» What you need to do
From the listing below, pull out the lines that hold "test".
::::
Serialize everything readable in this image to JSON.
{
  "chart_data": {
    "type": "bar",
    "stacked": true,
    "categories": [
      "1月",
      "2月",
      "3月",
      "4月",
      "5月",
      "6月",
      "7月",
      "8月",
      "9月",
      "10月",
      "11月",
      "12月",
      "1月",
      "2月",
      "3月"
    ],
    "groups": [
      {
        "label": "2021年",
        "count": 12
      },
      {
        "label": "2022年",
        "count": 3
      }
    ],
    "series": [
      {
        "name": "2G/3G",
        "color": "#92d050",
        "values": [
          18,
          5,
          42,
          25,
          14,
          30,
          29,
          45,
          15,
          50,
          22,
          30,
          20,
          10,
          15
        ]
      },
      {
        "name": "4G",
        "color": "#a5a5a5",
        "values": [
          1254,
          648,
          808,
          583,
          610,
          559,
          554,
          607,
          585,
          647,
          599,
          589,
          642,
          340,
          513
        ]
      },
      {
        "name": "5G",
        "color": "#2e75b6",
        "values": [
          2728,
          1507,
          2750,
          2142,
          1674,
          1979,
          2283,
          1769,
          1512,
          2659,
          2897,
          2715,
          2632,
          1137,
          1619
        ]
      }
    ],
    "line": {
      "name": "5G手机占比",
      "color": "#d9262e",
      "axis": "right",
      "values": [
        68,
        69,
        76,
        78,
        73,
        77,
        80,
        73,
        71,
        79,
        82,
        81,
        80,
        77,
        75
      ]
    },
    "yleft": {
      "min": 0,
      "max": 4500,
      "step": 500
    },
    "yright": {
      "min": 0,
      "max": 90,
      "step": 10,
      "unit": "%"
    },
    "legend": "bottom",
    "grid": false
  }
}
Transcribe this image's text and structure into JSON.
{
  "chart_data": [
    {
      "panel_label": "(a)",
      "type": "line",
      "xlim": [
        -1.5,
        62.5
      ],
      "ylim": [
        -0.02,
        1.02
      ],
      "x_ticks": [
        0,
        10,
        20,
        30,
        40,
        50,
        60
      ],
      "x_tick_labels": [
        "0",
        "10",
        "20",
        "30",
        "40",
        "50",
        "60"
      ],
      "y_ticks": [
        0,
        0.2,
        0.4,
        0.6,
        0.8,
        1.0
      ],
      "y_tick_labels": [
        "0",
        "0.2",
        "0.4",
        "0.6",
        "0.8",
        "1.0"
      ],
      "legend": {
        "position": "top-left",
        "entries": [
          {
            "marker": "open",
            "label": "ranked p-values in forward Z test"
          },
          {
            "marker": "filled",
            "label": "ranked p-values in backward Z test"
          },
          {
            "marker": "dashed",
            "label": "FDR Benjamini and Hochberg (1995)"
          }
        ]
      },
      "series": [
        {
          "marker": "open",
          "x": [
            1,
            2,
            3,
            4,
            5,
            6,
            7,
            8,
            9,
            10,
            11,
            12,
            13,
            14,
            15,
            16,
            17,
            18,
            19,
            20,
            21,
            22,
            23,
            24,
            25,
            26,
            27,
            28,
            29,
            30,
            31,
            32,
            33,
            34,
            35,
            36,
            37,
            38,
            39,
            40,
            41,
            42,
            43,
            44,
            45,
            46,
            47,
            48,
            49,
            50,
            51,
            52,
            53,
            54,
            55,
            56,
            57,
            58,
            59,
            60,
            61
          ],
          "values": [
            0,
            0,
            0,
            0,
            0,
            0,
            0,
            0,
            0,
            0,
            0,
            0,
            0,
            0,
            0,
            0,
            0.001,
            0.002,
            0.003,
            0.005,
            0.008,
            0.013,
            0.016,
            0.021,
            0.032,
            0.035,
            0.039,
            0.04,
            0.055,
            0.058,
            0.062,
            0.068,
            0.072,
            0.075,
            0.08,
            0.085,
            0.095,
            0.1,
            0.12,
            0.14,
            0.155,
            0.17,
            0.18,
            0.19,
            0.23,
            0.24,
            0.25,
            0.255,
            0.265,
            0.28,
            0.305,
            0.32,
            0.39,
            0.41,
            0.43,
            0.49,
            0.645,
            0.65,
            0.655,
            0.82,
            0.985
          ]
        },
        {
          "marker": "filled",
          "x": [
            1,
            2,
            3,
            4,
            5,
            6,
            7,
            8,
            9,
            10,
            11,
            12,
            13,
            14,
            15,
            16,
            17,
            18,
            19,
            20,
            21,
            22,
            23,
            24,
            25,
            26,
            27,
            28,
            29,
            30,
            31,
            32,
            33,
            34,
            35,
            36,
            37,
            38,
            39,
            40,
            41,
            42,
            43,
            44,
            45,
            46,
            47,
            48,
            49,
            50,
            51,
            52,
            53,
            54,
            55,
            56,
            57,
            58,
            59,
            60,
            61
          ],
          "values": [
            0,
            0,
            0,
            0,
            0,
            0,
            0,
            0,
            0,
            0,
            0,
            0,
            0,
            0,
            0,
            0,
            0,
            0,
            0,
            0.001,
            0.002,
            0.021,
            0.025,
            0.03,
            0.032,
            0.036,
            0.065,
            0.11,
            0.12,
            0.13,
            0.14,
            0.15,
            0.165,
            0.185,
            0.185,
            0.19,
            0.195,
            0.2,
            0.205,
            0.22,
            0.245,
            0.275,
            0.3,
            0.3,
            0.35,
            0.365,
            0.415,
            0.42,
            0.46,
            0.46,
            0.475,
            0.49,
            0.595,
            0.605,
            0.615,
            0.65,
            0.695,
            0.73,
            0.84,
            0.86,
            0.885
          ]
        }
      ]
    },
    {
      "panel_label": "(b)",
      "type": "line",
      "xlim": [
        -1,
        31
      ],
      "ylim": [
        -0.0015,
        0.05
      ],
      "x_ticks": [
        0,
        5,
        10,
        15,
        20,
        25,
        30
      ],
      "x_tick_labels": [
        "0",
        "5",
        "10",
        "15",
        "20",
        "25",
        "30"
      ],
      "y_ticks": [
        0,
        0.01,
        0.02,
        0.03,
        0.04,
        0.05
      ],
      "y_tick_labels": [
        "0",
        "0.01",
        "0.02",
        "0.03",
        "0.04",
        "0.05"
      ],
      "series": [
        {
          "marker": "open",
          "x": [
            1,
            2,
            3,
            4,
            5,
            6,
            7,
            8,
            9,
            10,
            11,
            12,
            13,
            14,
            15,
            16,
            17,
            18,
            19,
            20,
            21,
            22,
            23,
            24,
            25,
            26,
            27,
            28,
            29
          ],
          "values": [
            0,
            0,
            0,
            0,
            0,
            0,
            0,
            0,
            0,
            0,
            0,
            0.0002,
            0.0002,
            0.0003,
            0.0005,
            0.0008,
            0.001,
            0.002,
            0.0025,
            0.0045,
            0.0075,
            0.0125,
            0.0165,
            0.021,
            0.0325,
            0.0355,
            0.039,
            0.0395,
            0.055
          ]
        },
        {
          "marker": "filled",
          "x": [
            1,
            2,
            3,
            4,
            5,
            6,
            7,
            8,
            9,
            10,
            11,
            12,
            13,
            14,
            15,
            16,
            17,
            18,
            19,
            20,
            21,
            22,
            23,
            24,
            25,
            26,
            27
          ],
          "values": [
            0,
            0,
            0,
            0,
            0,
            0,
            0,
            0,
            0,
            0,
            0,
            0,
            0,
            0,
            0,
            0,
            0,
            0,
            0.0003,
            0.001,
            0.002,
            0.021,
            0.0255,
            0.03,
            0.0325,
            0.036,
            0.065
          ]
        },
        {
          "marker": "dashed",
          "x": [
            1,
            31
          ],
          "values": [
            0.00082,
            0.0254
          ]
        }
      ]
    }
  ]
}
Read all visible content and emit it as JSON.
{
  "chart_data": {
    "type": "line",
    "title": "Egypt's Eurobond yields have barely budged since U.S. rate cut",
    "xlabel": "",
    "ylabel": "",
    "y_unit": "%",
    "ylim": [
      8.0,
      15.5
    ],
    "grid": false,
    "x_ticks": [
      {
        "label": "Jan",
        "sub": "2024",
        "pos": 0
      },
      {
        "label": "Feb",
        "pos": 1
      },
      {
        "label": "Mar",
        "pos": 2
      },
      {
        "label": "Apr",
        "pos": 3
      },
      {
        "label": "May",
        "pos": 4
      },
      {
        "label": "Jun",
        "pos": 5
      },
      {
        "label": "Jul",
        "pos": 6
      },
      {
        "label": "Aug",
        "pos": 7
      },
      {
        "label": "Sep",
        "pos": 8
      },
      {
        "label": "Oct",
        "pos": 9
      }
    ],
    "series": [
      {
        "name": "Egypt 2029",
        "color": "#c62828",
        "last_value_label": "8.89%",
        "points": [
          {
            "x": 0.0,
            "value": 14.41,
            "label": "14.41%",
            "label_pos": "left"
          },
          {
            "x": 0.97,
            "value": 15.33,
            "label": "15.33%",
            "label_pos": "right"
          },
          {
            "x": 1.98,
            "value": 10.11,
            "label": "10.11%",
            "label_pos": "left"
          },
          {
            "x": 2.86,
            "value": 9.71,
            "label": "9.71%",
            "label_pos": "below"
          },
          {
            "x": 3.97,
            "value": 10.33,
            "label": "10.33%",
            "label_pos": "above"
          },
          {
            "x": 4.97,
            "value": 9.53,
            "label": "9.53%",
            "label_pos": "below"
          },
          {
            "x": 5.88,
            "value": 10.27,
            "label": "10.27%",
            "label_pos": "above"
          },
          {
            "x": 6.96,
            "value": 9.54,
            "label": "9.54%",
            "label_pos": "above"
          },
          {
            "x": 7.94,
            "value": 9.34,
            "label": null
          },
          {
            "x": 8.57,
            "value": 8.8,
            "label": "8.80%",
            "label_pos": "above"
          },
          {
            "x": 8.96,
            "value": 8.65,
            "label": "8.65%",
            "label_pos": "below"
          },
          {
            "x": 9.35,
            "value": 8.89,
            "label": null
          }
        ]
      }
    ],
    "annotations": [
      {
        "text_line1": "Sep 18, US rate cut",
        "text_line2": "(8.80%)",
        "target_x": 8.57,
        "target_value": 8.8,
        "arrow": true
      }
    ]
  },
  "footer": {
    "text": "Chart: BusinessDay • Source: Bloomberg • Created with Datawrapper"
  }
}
::::
» Task result
            "label": "ranked p-values in forward Z test"
            "label": "ranked p-values in backward Z test"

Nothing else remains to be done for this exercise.